Dataset entries on figures:
"""
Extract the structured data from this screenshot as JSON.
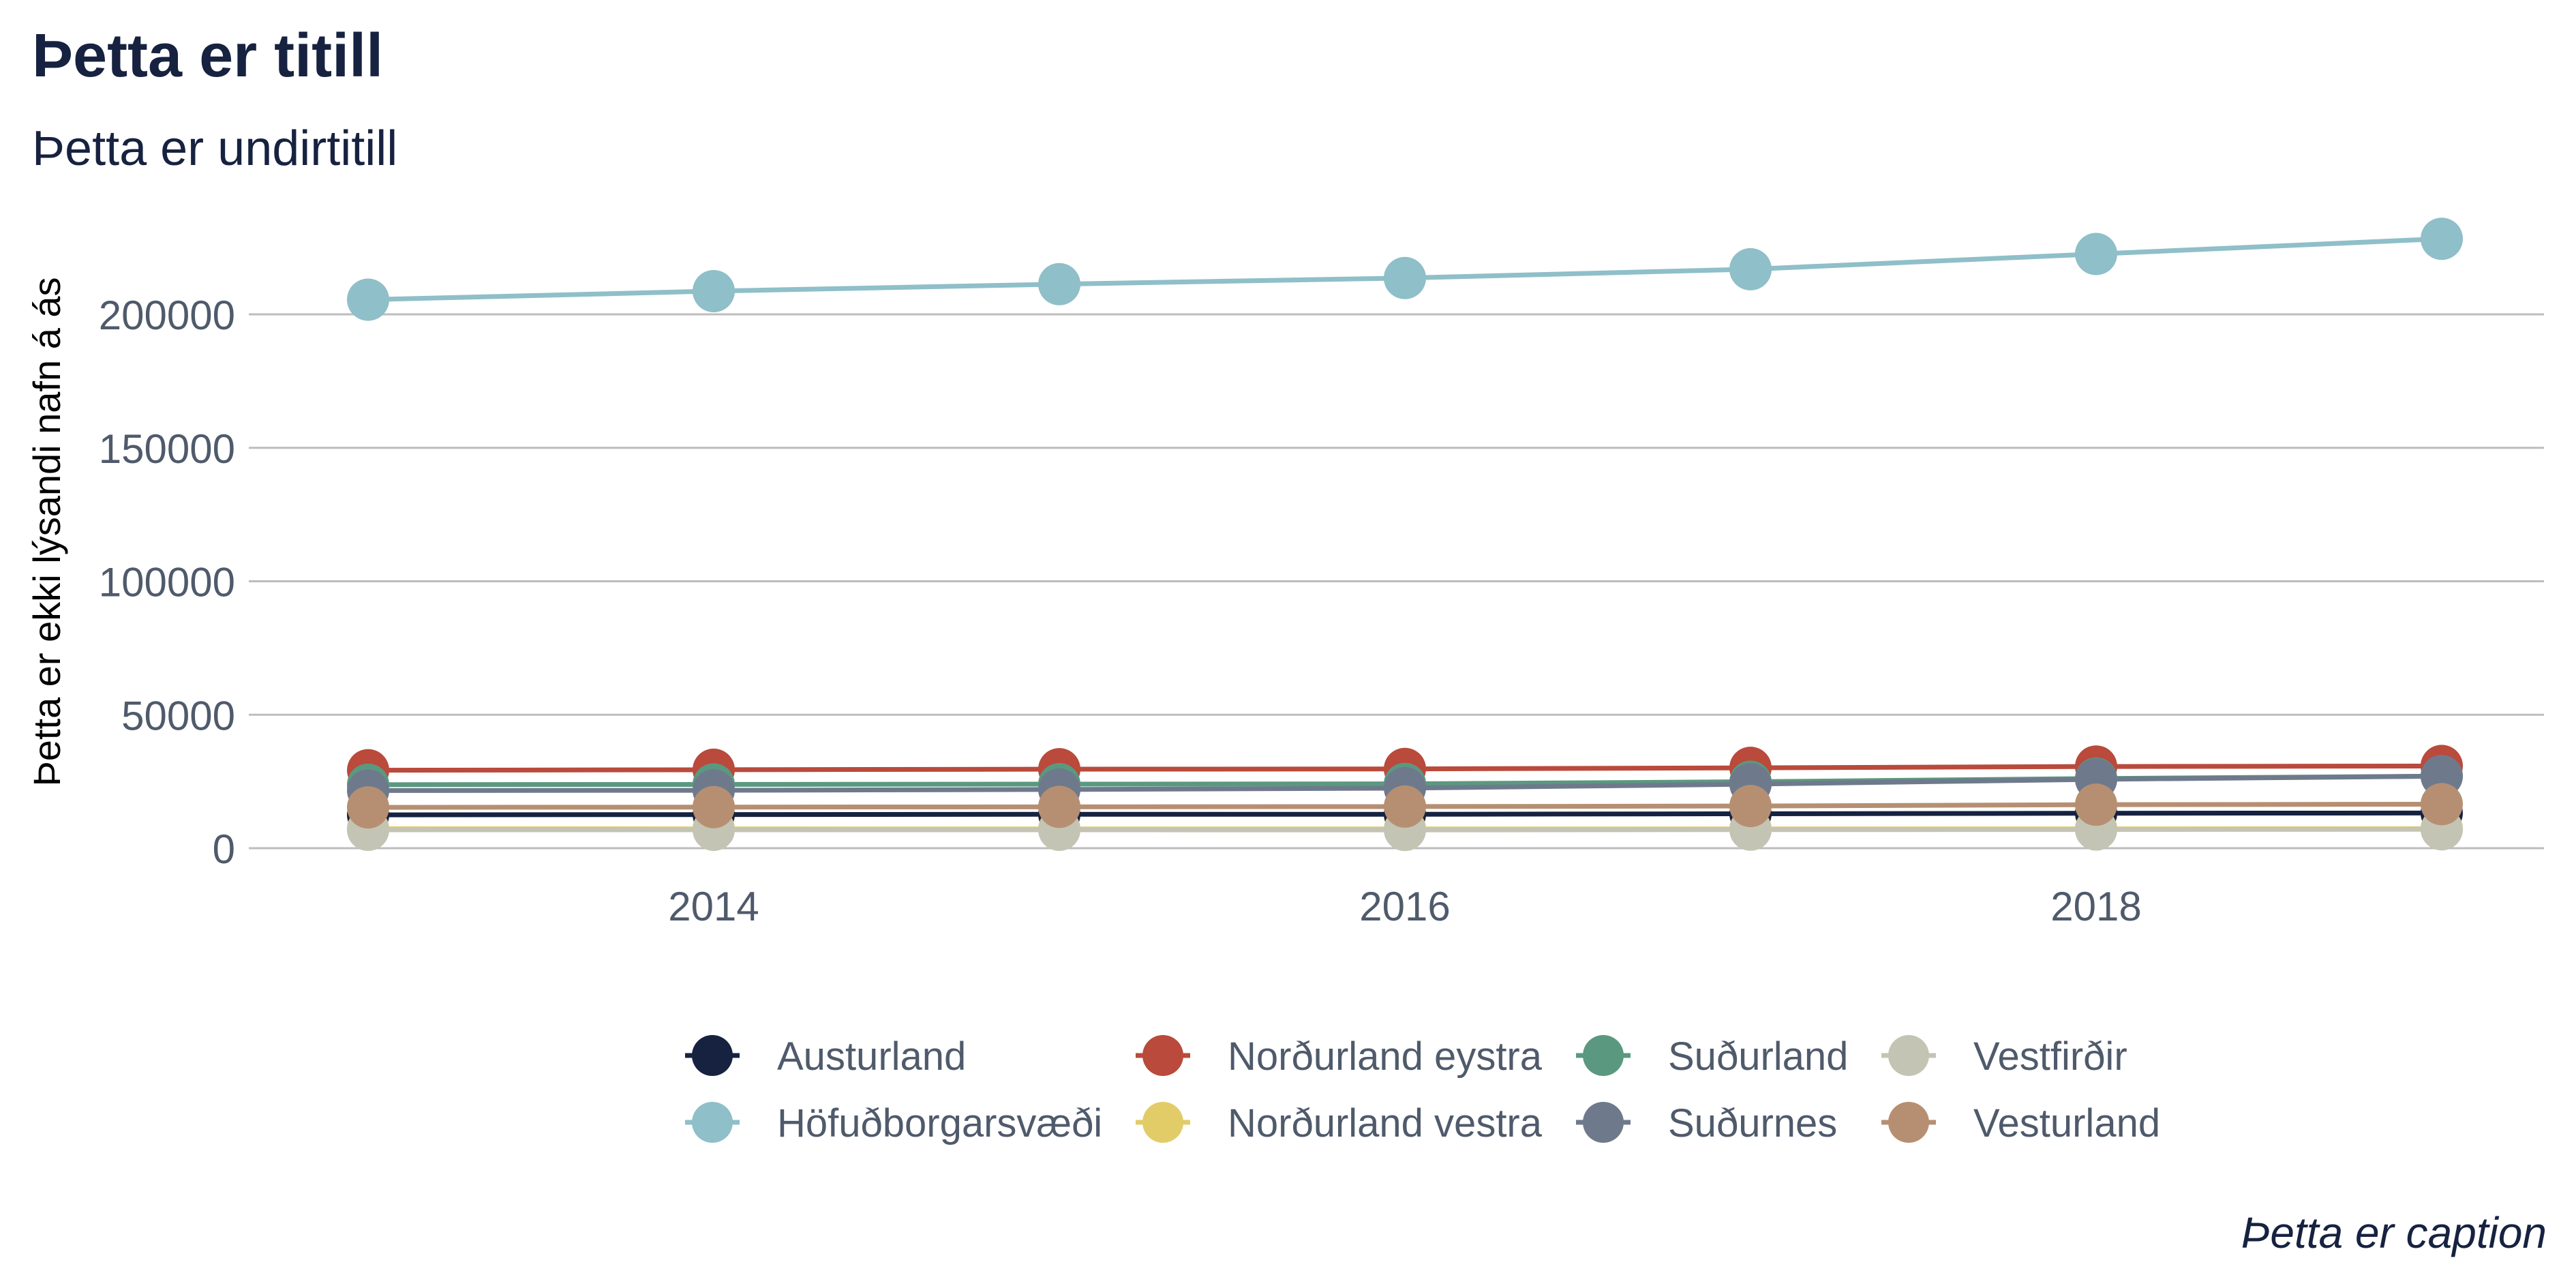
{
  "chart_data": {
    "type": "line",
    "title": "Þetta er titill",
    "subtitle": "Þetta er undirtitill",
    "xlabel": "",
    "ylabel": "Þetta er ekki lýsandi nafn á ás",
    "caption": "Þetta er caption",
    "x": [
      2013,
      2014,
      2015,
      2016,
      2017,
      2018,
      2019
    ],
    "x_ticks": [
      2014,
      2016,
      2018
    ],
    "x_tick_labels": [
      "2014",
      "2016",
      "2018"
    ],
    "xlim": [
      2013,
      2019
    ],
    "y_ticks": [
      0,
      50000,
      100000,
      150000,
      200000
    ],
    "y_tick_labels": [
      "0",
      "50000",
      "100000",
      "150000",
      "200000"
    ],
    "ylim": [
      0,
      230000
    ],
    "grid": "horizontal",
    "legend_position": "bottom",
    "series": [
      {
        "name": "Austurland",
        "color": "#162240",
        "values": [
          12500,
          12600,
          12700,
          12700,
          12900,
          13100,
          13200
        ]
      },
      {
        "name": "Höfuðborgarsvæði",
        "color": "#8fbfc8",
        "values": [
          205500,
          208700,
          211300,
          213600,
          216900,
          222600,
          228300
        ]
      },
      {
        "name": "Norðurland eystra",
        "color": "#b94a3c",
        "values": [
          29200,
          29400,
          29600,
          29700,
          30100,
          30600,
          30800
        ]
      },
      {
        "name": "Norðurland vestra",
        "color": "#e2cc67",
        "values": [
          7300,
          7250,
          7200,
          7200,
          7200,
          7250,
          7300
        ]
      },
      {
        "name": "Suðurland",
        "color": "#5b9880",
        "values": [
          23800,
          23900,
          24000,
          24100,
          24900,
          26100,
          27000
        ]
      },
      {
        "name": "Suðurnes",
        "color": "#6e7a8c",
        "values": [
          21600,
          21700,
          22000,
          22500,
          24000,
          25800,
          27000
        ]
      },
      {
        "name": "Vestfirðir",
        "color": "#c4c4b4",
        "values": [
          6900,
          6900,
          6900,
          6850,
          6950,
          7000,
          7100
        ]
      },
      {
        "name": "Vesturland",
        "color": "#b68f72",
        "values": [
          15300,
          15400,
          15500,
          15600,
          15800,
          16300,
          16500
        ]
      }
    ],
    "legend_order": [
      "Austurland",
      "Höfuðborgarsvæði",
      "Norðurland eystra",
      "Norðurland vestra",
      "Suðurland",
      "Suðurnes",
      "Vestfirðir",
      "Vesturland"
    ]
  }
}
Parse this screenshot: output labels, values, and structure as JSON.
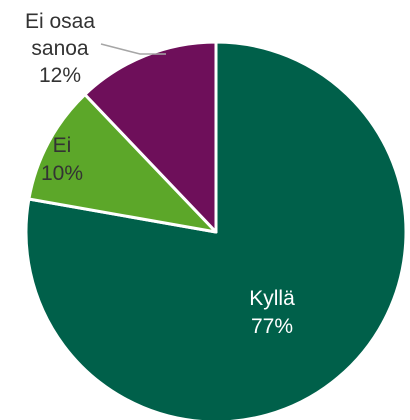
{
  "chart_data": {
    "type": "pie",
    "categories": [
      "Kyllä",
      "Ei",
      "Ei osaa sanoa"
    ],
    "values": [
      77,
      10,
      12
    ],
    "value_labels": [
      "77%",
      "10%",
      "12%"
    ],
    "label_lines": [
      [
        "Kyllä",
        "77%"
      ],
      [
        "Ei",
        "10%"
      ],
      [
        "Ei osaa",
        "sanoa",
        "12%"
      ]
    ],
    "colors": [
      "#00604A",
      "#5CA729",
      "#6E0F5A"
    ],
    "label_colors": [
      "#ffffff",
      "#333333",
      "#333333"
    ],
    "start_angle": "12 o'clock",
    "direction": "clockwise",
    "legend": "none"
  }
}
"""
#### Given task
Take the listing and print it again exactly, but without any pictures.

#### Task answer
Extract the structured data from this screenshot as JSON.
{
  "chart_data": {
    "type": "line",
    "title": "Þetta er titill",
    "subtitle": "Þetta er undirtitill",
    "xlabel": "",
    "ylabel": "Þetta er ekki lýsandi nafn á ás",
    "caption": "Þetta er caption",
    "x": [
      2013,
      2014,
      2015,
      2016,
      2017,
      2018,
      2019
    ],
    "x_ticks": [
      2014,
      2016,
      2018
    ],
    "x_tick_labels": [
      "2014",
      "2016",
      "2018"
    ],
    "xlim": [
      2013,
      2019
    ],
    "y_ticks": [
      0,
      50000,
      100000,
      150000,
      200000
    ],
    "y_tick_labels": [
      "0",
      "50000",
      "100000",
      "150000",
      "200000"
    ],
    "ylim": [
      0,
      230000
    ],
    "grid": "horizontal",
    "legend_position": "bottom",
    "series": [
      {
        "name": "Austurland",
        "color": "#162240",
        "values": [
          12500,
          12600,
          12700,
          12700,
          12900,
          13100,
          13200
        ]
      },
      {
        "name": "Höfuðborgarsvæði",
        "color": "#8fbfc8",
        "values": [
          205500,
          208700,
          211300,
          213600,
          216900,
          222600,
          228300
        ]
      },
      {
        "name": "Norðurland eystra",
        "color": "#b94a3c",
        "values": [
          29200,
          29400,
          29600,
          29700,
          30100,
          30600,
          30800
        ]
      },
      {
        "name": "Norðurland vestra",
        "color": "#e2cc67",
        "values": [
          7300,
          7250,
          7200,
          7200,
          7200,
          7250,
          7300
        ]
      },
      {
        "name": "Suðurland",
        "color": "#5b9880",
        "values": [
          23800,
          23900,
          24000,
          24100,
          24900,
          26100,
          27000
        ]
      },
      {
        "name": "Suðurnes",
        "color": "#6e7a8c",
        "values": [
          21600,
          21700,
          22000,
          22500,
          24000,
          25800,
          27000
        ]
      },
      {
        "name": "Vestfirðir",
        "color": "#c4c4b4",
        "values": [
          6900,
          6900,
          6900,
          6850,
          6950,
          7000,
          7100
        ]
      },
      {
        "name": "Vesturland",
        "color": "#b68f72",
        "values": [
          15300,
          15400,
          15500,
          15600,
          15800,
          16300,
          16500
        ]
      }
    ],
    "legend_order": [
      "Austurland",
      "Höfuðborgarsvæði",
      "Norðurland eystra",
      "Norðurland vestra",
      "Suðurland",
      "Suðurnes",
      "Vestfirðir",
      "Vesturland"
    ]
  }
}
Parse this screenshot: output labels, values, and structure as JSON.
{
  "chart_data": {
    "type": "pie",
    "categories": [
      "Kyllä",
      "Ei",
      "Ei osaa sanoa"
    ],
    "values": [
      77,
      10,
      12
    ],
    "value_labels": [
      "77%",
      "10%",
      "12%"
    ],
    "label_lines": [
      [
        "Kyllä",
        "77%"
      ],
      [
        "Ei",
        "10%"
      ],
      [
        "Ei osaa",
        "sanoa",
        "12%"
      ]
    ],
    "colors": [
      "#00604A",
      "#5CA729",
      "#6E0F5A"
    ],
    "label_colors": [
      "#ffffff",
      "#333333",
      "#333333"
    ],
    "start_angle": "12 o'clock",
    "direction": "clockwise",
    "legend": "none"
  }
}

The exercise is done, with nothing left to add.